• GIVEN DATA:
## begin

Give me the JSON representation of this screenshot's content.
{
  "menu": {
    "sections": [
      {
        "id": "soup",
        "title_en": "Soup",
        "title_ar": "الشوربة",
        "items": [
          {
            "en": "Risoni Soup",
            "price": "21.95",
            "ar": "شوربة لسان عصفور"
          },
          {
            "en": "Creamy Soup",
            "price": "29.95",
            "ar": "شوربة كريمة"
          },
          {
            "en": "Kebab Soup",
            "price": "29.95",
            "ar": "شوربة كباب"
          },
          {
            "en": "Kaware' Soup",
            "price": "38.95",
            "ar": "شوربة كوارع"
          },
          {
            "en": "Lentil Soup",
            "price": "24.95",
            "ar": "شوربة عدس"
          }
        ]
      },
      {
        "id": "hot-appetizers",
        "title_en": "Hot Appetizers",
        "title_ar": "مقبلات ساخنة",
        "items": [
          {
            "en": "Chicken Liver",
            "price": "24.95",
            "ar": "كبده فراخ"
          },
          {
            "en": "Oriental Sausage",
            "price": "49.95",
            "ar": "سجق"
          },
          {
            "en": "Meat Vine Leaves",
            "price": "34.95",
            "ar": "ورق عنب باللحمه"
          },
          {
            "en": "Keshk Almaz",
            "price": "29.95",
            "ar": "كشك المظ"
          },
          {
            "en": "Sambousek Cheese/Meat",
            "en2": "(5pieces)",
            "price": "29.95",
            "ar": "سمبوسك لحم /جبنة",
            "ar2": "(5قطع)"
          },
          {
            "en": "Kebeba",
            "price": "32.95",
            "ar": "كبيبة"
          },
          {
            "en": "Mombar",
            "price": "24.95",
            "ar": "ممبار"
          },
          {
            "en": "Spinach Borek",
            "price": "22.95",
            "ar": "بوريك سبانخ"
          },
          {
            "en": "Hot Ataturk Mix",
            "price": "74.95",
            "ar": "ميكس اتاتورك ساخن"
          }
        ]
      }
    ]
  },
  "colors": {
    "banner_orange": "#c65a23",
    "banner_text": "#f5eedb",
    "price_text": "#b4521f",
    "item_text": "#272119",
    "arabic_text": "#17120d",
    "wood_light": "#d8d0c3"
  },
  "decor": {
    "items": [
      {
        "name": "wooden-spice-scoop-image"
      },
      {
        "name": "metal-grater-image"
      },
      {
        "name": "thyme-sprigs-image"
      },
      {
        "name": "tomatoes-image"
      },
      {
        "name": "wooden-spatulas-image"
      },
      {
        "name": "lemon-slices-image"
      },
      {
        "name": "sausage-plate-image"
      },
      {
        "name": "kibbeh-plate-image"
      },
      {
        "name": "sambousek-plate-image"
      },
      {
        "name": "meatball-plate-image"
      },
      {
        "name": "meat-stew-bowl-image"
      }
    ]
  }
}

## end

• WHAT YOU WILL DO: From the data above, copy each line where the string "plate" appears.

• COMPLETE RESPONSE:
        "name": "sausage-plate-image"
        "name": "kibbeh-plate-image"
        "name": "sambousek-plate-image"
        "name": "meatball-plate-image"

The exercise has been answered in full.